The task
Copy every record word for word.

Dataset items
_ _ _
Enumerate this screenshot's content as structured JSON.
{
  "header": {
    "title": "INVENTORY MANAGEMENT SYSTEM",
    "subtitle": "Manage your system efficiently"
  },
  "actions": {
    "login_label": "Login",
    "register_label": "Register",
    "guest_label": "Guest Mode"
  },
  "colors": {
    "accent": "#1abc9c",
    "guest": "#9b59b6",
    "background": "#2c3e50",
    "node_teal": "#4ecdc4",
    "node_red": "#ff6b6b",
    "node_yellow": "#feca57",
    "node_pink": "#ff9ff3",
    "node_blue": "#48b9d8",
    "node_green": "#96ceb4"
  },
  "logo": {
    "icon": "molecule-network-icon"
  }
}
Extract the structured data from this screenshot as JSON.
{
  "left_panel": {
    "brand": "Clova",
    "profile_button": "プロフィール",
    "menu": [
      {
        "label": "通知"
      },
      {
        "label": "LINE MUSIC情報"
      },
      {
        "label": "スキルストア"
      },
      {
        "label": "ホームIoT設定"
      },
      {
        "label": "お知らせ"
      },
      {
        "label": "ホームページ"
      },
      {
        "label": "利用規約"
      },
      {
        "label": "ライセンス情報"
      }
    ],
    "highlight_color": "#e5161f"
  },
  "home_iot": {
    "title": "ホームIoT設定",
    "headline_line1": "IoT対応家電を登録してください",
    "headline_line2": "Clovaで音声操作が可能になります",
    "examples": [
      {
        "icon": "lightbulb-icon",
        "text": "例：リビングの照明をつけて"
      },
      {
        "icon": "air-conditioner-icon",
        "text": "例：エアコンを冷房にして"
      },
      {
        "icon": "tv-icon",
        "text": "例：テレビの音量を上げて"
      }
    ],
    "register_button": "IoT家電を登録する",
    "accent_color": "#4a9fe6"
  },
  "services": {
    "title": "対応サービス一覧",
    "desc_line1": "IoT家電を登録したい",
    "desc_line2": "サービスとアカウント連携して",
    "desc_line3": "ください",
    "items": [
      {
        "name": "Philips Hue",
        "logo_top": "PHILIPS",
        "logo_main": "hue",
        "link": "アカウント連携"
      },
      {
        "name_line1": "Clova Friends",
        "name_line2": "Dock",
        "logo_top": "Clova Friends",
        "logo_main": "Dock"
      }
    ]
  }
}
_ _ _
Answer in full
Enumerate this screenshot's content as structured JSON.
{
  "header": {
    "title": "INVENTORY MANAGEMENT SYSTEM",
    "subtitle": "Manage your system efficiently"
  },
  "actions": {
    "login_label": "Login",
    "register_label": "Register",
    "guest_label": "Guest Mode"
  },
  "colors": {
    "accent": "#1abc9c",
    "guest": "#9b59b6",
    "background": "#2c3e50",
    "node_teal": "#4ecdc4",
    "node_red": "#ff6b6b",
    "node_yellow": "#feca57",
    "node_pink": "#ff9ff3",
    "node_blue": "#48b9d8",
    "node_green": "#96ceb4"
  },
  "logo": {
    "icon": "molecule-network-icon"
  }
}
Extract the structured data from this screenshot as JSON.
{
  "left_panel": {
    "brand": "Clova",
    "profile_button": "プロフィール",
    "menu": [
      {
        "label": "通知"
      },
      {
        "label": "LINE MUSIC情報"
      },
      {
        "label": "スキルストア"
      },
      {
        "label": "ホームIoT設定"
      },
      {
        "label": "お知らせ"
      },
      {
        "label": "ホームページ"
      },
      {
        "label": "利用規約"
      },
      {
        "label": "ライセンス情報"
      }
    ],
    "highlight_color": "#e5161f"
  },
  "home_iot": {
    "title": "ホームIoT設定",
    "headline_line1": "IoT対応家電を登録してください",
    "headline_line2": "Clovaで音声操作が可能になります",
    "examples": [
      {
        "icon": "lightbulb-icon",
        "text": "例：リビングの照明をつけて"
      },
      {
        "icon": "air-conditioner-icon",
        "text": "例：エアコンを冷房にして"
      },
      {
        "icon": "tv-icon",
        "text": "例：テレビの音量を上げて"
      }
    ],
    "register_button": "IoT家電を登録する",
    "accent_color": "#4a9fe6"
  },
  "services": {
    "title": "対応サービス一覧",
    "desc_line1": "IoT家電を登録したい",
    "desc_line2": "サービスとアカウント連携して",
    "desc_line3": "ください",
    "items": [
      {
        "name": "Philips Hue",
        "logo_top": "PHILIPS",
        "logo_main": "hue",
        "link": "アカウント連携"
      },
      {
        "name_line1": "Clova Friends",
        "name_line2": "Dock",
        "logo_top": "Clova Friends",
        "logo_main": "Dock"
      }
    ]
  }
}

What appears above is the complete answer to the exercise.